*GOAL:*
Every line below that mentions the word "current" should be copied out.

*GIVEN INFORMATION:*
■ ■ ■
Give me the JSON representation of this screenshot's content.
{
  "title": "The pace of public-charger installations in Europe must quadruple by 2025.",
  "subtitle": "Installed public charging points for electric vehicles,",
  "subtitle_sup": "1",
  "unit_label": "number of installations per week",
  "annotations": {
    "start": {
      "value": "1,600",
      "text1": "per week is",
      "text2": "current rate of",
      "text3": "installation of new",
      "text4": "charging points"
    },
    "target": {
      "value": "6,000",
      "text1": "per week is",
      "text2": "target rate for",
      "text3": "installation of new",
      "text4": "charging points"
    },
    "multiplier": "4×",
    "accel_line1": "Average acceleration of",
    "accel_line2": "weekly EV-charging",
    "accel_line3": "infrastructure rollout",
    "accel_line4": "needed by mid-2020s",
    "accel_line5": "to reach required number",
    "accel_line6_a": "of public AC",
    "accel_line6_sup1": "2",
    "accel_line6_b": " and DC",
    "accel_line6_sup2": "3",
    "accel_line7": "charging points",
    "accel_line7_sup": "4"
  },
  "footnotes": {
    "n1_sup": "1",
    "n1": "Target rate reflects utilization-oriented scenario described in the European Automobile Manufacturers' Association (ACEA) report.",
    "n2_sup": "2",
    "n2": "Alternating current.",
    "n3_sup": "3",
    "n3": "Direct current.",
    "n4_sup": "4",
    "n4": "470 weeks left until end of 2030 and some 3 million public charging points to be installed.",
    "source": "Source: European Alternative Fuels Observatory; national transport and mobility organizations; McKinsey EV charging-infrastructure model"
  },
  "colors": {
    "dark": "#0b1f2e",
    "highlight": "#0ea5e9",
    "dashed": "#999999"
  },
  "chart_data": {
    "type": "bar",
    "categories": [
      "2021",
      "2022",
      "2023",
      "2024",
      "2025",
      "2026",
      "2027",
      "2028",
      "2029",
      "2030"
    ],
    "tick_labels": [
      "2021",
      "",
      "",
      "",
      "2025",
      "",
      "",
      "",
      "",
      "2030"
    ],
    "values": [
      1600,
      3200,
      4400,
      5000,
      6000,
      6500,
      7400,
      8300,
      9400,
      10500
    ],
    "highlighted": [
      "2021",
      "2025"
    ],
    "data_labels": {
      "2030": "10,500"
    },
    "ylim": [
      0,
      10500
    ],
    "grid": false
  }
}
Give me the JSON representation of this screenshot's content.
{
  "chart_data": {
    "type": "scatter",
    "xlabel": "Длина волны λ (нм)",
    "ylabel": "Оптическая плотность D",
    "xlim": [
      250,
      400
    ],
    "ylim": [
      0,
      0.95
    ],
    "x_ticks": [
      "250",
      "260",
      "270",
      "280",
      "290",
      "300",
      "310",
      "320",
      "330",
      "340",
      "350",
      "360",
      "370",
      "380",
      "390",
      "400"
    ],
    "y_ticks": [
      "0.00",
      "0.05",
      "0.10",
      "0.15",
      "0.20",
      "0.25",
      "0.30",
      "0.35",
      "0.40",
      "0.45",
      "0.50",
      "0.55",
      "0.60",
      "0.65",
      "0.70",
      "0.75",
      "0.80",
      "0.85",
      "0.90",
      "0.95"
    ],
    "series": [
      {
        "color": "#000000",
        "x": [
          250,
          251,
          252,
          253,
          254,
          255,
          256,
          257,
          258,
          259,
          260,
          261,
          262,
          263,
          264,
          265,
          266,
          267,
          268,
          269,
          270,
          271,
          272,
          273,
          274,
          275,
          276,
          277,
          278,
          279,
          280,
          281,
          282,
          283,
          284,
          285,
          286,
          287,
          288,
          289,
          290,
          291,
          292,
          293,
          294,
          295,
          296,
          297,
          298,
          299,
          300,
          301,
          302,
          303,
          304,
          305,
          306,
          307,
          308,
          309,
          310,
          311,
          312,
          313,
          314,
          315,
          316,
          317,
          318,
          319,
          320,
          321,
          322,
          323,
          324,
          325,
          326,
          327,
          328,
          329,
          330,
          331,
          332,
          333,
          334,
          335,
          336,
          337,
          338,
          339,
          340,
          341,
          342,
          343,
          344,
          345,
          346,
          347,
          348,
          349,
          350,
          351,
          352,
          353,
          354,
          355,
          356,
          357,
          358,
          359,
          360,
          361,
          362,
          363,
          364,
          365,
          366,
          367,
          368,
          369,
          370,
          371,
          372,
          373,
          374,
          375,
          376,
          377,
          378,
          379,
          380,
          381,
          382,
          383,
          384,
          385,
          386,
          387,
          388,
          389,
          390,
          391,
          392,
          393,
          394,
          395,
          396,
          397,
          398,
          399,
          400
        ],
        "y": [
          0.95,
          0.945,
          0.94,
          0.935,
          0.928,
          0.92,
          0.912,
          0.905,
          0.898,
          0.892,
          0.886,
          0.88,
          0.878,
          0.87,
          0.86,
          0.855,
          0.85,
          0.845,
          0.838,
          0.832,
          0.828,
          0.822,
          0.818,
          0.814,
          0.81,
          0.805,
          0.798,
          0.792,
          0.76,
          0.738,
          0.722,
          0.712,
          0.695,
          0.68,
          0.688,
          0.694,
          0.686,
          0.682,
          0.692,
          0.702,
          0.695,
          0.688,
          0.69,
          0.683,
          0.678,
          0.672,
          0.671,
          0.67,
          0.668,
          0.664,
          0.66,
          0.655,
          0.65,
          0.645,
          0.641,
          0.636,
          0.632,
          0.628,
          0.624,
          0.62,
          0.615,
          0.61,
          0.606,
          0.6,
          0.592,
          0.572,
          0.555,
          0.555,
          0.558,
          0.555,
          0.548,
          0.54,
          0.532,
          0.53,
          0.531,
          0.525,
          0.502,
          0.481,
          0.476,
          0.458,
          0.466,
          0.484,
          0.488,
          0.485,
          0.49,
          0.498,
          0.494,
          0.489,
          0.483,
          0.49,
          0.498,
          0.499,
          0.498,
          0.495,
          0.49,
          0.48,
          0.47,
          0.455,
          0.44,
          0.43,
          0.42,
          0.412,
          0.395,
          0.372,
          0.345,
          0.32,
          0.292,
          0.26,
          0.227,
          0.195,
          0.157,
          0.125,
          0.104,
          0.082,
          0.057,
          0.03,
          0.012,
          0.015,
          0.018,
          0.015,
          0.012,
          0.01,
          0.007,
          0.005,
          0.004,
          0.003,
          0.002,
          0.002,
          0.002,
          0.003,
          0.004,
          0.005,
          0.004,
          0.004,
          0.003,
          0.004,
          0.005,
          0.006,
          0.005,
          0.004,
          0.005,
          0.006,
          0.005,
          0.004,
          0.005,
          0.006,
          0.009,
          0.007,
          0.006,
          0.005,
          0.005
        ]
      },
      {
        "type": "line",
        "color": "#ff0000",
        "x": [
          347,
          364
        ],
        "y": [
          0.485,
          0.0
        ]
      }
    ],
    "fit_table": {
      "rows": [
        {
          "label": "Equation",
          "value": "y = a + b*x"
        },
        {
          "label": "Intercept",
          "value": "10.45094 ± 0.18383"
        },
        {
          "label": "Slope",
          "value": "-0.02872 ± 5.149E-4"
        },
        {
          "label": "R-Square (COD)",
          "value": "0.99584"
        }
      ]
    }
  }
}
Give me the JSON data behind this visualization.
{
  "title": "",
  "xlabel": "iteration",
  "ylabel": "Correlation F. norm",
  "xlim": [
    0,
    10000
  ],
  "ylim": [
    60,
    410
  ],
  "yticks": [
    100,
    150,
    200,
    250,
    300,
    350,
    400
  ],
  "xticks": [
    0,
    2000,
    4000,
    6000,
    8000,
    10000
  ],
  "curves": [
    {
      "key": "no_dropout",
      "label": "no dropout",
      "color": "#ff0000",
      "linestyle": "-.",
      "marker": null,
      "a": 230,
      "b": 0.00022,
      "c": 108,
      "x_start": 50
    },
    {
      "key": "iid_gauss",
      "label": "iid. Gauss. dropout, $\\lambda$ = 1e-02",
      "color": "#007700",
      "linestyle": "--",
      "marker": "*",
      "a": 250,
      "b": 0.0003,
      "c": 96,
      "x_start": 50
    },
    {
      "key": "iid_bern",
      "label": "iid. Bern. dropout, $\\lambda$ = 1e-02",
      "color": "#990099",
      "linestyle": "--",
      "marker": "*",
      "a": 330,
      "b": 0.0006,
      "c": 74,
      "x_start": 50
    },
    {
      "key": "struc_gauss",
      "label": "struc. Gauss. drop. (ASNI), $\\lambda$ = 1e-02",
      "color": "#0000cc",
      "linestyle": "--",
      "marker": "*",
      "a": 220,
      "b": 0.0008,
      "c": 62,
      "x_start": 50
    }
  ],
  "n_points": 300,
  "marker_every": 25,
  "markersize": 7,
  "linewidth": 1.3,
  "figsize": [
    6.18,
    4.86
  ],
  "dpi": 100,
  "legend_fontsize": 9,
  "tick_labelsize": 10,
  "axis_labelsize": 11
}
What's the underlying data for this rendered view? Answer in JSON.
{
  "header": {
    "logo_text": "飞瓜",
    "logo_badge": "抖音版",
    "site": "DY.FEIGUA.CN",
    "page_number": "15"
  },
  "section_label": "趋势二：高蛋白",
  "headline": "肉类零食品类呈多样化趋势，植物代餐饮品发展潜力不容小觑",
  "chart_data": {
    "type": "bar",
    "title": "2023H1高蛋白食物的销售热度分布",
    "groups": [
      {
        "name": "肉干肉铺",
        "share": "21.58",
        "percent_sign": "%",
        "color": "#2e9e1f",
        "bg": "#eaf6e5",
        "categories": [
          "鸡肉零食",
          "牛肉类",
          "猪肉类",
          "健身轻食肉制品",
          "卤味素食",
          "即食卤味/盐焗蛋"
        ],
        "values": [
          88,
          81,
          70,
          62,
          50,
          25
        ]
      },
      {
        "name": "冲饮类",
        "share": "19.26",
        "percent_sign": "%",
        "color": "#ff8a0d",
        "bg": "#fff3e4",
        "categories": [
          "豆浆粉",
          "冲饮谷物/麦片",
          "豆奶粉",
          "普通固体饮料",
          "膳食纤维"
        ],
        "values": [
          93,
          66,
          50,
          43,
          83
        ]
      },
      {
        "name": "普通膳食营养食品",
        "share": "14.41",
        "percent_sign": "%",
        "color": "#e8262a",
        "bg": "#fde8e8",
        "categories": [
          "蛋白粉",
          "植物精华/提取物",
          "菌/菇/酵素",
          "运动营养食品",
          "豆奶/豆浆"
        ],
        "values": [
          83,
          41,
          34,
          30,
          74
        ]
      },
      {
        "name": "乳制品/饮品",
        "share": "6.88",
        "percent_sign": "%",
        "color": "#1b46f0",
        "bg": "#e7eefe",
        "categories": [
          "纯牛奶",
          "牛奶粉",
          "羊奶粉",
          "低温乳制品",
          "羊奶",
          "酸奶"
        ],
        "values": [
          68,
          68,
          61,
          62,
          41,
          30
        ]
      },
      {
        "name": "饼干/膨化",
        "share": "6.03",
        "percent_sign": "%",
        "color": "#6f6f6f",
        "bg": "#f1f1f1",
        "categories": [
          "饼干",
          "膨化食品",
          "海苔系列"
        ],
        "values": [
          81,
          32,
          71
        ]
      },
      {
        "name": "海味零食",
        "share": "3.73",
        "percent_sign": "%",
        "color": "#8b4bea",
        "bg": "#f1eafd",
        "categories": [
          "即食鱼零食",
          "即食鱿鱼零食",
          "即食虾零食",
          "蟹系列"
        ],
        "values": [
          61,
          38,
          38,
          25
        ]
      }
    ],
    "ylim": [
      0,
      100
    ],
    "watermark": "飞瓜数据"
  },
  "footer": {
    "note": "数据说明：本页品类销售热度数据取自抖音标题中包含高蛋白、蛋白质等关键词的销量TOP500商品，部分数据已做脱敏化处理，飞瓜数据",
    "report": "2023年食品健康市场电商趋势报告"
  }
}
■ ■ ■
*COMPLETE RESPONSE:*
      "text2": "current rate of",
    "n2": "Alternating current.",
    "n3": "Direct current.",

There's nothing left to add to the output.